====== LISTED RECORDS ======

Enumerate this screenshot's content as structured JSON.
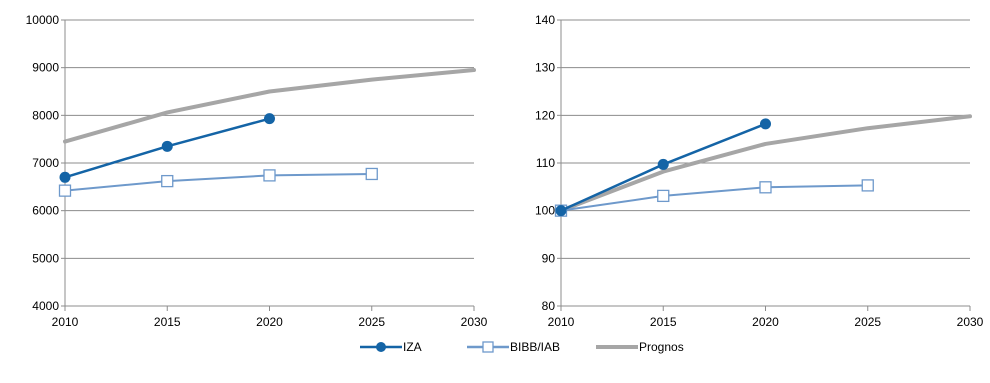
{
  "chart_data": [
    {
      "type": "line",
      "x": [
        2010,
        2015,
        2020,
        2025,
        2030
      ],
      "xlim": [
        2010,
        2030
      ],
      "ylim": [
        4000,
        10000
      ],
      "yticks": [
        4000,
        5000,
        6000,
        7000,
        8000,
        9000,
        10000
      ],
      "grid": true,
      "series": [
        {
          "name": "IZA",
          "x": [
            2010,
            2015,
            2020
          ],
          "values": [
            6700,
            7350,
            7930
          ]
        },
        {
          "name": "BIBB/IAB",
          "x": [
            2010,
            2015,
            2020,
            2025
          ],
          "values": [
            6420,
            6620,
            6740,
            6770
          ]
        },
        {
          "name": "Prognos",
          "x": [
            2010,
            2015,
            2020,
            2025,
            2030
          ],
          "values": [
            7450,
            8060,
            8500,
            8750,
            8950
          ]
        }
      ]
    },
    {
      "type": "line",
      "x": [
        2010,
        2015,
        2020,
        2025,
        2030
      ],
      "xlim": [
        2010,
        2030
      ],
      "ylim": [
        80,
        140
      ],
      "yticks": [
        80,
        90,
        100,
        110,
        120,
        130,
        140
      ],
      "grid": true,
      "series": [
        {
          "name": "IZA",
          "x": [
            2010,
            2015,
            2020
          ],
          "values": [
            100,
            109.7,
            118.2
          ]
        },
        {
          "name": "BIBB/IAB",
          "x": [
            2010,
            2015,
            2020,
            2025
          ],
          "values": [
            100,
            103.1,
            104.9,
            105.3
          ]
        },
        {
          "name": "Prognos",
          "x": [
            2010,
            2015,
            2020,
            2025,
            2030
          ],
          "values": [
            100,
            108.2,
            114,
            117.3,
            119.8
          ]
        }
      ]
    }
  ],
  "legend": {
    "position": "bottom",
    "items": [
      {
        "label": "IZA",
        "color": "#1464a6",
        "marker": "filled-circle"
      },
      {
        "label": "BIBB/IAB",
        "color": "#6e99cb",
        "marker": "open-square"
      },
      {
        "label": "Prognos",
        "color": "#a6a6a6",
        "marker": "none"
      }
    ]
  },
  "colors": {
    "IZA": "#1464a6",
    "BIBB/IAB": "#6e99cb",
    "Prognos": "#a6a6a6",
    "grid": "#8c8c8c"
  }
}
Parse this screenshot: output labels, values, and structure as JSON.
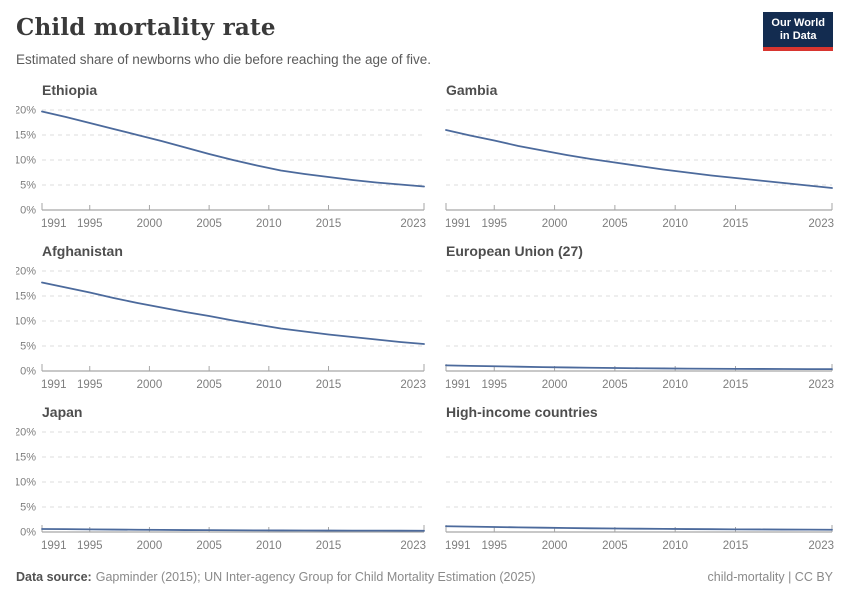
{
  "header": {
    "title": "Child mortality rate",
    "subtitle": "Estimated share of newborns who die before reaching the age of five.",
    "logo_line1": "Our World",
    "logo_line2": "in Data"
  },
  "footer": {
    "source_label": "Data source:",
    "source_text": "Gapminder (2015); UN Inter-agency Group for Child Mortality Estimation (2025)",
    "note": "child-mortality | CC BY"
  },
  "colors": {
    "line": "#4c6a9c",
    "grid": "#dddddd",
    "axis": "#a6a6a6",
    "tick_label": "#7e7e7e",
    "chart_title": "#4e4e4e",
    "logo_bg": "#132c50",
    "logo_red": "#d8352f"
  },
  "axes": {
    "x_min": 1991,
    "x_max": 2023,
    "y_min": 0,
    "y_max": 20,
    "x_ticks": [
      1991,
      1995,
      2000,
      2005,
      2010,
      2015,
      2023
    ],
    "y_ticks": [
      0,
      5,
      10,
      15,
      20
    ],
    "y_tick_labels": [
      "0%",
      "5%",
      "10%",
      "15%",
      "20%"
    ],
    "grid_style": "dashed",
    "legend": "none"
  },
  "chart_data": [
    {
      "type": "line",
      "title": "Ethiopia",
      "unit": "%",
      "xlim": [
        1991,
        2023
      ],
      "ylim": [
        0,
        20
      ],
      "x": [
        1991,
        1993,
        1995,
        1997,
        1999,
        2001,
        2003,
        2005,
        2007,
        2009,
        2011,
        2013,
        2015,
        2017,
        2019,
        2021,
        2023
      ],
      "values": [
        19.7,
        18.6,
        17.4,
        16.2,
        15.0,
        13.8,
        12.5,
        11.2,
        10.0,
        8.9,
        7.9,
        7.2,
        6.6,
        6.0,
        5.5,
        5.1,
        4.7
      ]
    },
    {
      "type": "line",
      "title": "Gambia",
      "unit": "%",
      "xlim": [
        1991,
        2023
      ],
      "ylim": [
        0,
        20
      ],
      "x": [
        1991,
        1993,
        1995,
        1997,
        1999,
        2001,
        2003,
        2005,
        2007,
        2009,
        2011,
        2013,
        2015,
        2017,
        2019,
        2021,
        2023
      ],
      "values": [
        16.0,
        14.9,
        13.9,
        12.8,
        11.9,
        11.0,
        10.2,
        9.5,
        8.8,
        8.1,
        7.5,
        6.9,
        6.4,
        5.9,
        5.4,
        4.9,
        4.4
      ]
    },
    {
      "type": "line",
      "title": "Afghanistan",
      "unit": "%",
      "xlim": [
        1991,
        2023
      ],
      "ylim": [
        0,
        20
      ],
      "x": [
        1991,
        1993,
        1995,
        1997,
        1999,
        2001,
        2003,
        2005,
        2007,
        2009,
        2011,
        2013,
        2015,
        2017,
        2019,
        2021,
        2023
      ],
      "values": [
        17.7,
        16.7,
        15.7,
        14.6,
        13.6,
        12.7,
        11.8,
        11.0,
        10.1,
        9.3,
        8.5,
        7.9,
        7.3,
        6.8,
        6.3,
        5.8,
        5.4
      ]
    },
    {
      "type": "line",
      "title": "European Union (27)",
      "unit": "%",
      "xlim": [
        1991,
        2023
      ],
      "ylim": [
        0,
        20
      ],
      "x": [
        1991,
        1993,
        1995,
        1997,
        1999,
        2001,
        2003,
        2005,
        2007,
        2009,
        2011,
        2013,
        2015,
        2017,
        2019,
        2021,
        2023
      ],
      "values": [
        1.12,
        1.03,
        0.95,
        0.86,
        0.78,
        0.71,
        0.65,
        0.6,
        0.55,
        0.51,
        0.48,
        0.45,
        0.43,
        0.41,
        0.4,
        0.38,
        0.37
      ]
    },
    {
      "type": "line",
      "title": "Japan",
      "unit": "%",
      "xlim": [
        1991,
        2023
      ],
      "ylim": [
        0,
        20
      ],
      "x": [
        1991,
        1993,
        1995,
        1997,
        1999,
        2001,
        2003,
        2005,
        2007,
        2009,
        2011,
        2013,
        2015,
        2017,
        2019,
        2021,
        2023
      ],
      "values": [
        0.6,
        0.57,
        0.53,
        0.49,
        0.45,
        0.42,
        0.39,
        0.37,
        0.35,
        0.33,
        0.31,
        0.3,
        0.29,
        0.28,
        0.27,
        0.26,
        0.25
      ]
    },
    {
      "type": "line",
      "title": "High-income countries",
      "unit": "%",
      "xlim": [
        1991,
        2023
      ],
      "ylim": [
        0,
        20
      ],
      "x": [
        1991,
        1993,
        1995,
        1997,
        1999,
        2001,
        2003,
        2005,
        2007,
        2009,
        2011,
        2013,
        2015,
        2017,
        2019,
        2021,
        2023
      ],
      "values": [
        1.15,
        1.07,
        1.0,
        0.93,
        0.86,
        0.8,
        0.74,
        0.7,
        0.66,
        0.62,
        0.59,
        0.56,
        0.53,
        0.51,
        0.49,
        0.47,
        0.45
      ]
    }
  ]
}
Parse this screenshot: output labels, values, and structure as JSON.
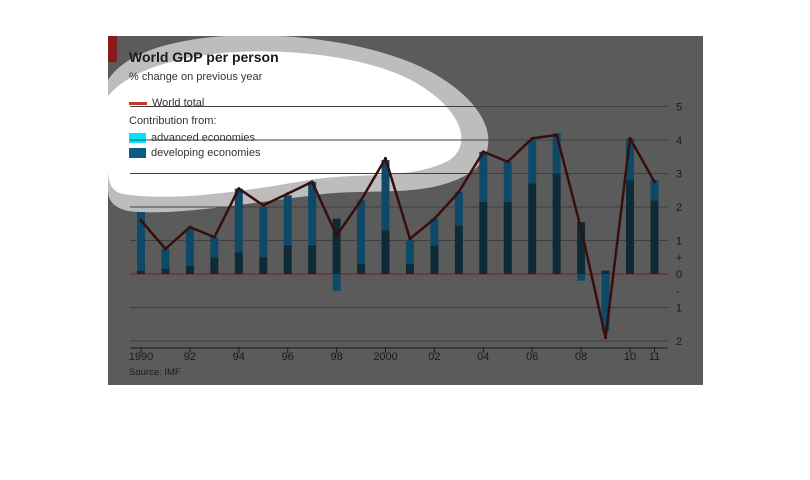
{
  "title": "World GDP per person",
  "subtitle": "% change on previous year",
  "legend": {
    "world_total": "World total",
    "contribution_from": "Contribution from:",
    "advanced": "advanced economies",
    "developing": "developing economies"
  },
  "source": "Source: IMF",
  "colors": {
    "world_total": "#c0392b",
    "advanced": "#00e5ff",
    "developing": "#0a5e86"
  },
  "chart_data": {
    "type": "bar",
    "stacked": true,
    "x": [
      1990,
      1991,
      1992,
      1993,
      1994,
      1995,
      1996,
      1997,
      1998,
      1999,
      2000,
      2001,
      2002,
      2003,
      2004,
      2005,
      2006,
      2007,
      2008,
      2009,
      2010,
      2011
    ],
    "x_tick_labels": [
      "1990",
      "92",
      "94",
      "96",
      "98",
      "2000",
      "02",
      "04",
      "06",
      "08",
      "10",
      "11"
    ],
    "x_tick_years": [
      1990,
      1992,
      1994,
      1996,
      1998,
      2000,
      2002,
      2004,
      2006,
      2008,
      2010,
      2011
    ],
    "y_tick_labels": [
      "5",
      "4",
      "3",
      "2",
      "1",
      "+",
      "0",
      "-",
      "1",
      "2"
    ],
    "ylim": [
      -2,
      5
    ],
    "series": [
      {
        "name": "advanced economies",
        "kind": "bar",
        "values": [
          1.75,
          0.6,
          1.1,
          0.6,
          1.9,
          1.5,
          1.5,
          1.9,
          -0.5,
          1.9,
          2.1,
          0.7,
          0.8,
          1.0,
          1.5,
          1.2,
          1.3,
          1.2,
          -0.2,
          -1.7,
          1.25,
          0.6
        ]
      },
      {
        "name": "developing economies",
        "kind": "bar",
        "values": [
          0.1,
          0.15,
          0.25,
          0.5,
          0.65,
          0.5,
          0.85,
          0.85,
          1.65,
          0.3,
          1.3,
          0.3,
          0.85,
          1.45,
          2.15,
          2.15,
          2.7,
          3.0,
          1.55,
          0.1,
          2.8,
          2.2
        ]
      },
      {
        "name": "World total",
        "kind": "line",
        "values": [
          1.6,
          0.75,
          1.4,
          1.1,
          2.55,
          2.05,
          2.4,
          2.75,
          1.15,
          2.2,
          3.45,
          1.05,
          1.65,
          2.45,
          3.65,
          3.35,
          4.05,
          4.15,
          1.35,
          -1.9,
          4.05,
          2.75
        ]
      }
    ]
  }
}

======

■ STATED TASK:
Look through the material and copy each line that has "BIBB".

■ SOLUTION FOR THIS TASK:
          "name": "BIBB/IAB",
          "name": "BIBB/IAB",
        "label": "BIBB/IAB",
    "BIBB/IAB": "#6e99cb",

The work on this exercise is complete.